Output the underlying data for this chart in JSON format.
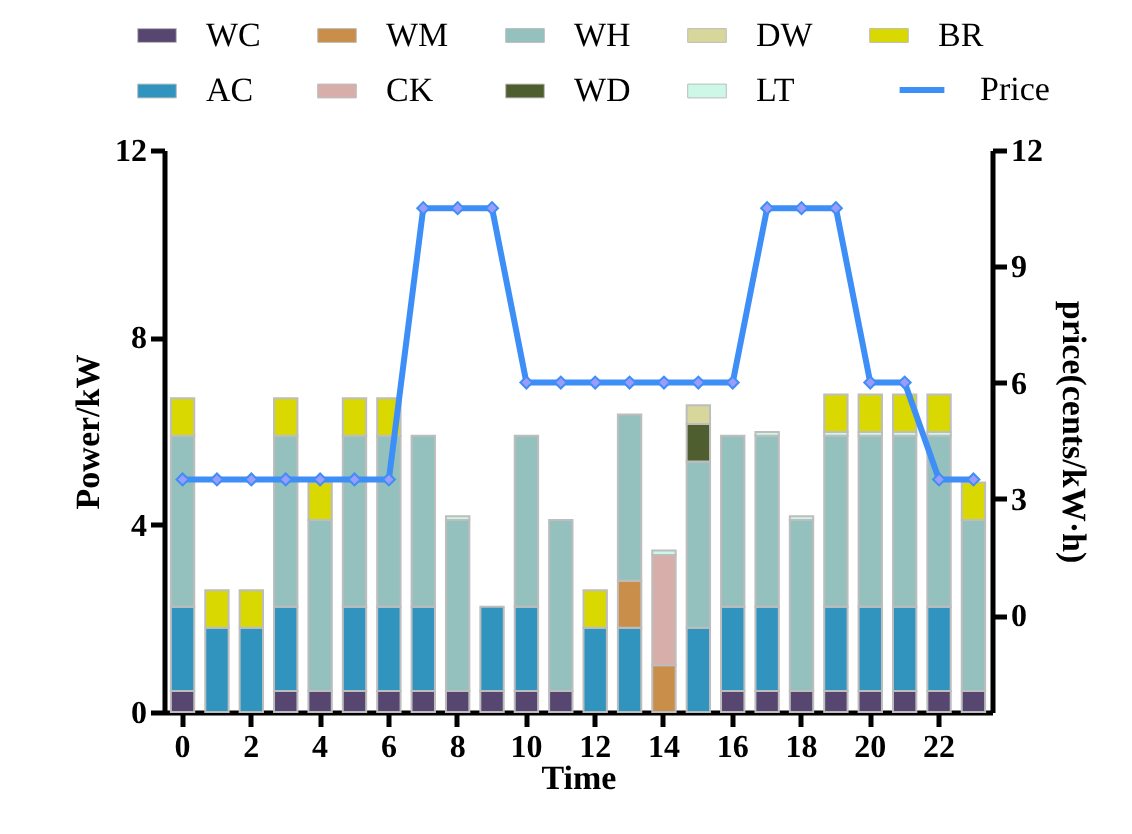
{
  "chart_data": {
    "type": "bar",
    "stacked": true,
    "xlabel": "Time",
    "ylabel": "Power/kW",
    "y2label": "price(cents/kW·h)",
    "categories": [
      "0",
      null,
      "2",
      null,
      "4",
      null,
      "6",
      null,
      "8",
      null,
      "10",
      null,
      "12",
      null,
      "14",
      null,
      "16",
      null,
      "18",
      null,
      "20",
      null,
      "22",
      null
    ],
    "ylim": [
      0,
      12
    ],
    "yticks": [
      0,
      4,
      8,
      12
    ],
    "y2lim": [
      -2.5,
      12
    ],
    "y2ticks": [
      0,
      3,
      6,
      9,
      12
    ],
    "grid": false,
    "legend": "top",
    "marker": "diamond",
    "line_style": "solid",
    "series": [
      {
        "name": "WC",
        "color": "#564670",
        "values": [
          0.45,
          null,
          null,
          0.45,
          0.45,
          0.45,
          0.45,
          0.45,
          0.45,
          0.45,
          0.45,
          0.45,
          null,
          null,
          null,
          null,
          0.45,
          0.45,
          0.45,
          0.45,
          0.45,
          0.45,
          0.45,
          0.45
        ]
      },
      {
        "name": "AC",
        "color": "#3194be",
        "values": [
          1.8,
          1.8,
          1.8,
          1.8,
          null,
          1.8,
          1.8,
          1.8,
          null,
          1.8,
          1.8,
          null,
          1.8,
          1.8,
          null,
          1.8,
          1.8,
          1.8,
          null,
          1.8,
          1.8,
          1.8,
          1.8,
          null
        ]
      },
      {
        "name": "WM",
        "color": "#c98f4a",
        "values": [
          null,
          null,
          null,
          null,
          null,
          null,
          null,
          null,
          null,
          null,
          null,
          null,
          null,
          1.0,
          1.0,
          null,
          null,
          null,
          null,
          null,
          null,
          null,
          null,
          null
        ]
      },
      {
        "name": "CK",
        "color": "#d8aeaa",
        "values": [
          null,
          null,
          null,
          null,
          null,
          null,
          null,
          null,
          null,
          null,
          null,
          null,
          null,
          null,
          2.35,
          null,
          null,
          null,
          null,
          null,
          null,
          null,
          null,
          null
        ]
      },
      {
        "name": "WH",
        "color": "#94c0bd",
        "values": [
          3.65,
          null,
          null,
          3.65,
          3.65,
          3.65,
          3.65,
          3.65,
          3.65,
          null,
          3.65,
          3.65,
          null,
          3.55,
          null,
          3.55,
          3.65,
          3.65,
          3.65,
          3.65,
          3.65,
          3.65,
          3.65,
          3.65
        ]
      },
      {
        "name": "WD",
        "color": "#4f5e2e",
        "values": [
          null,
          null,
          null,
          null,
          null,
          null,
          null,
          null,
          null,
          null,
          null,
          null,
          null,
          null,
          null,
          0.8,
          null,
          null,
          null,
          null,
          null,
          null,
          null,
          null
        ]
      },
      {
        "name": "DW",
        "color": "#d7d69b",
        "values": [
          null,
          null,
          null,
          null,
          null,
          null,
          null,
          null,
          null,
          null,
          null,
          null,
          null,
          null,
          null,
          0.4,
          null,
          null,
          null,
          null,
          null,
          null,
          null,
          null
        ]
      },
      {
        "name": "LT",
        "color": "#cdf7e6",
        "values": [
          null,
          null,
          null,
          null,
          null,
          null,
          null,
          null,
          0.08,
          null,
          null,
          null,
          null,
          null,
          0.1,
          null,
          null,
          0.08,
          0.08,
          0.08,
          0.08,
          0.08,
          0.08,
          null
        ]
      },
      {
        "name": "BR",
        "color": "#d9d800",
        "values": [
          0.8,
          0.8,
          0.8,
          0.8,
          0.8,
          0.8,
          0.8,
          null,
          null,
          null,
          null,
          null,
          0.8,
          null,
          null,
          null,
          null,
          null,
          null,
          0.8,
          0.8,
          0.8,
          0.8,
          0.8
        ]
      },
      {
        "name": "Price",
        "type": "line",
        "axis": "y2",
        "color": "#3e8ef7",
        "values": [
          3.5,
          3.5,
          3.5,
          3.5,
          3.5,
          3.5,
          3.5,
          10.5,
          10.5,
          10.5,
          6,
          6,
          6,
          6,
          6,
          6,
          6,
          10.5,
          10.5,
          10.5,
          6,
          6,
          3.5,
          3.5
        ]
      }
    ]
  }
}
■ ■ ■
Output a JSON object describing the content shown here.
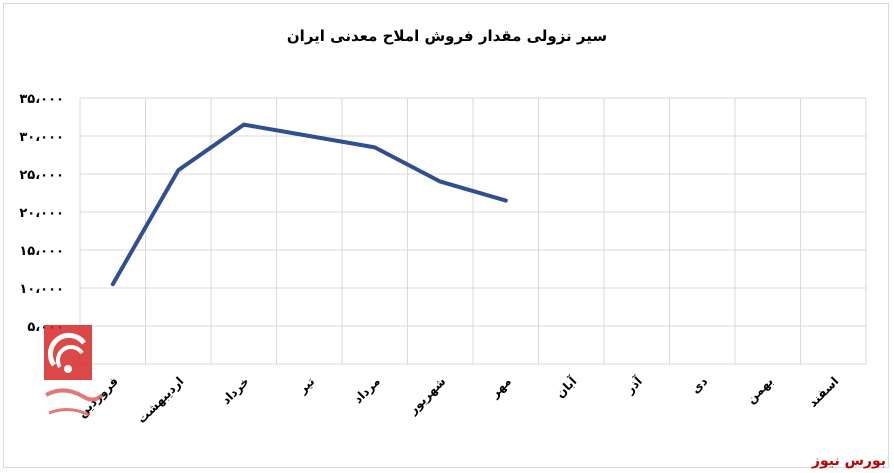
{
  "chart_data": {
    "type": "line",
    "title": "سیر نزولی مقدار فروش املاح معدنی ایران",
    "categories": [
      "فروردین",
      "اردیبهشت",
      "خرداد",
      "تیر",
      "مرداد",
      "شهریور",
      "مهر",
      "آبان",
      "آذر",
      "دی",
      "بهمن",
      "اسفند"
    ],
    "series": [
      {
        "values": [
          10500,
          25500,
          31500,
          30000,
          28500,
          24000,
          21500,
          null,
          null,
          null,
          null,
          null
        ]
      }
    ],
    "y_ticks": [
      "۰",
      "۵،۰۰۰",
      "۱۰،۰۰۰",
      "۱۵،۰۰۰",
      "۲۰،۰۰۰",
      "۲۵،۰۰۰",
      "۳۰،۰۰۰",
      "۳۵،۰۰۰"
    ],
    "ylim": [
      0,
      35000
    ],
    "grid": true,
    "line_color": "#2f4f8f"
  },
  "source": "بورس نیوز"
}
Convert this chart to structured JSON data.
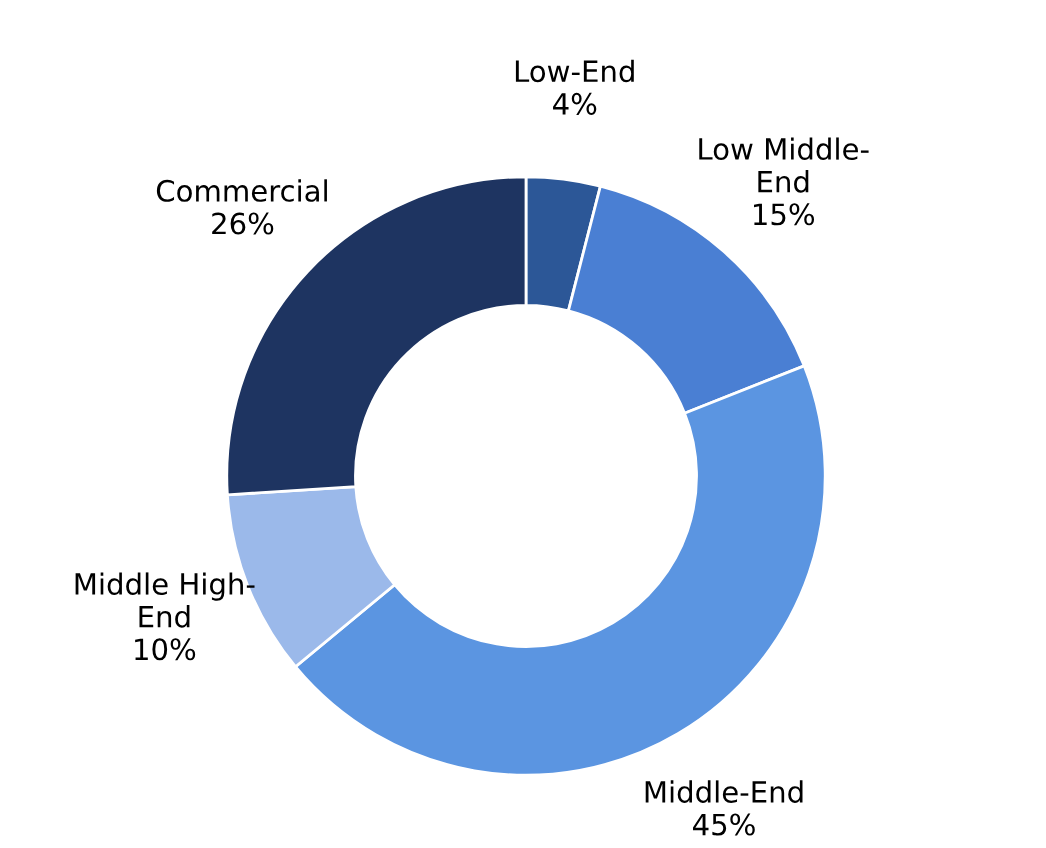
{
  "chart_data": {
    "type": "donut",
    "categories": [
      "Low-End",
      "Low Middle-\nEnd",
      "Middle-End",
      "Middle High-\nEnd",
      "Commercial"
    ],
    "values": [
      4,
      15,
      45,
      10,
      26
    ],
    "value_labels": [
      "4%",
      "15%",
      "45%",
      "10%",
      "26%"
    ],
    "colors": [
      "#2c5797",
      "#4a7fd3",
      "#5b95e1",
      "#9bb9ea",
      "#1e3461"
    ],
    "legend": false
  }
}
■ ■ ■
### Brief
Write out every line of the data that holds the word "JSON".

### Completed exercise
Output the underlying data for this chart in JSON format.
Output a JSON object describing the content shown here.
Convert this chart to structured JSON data.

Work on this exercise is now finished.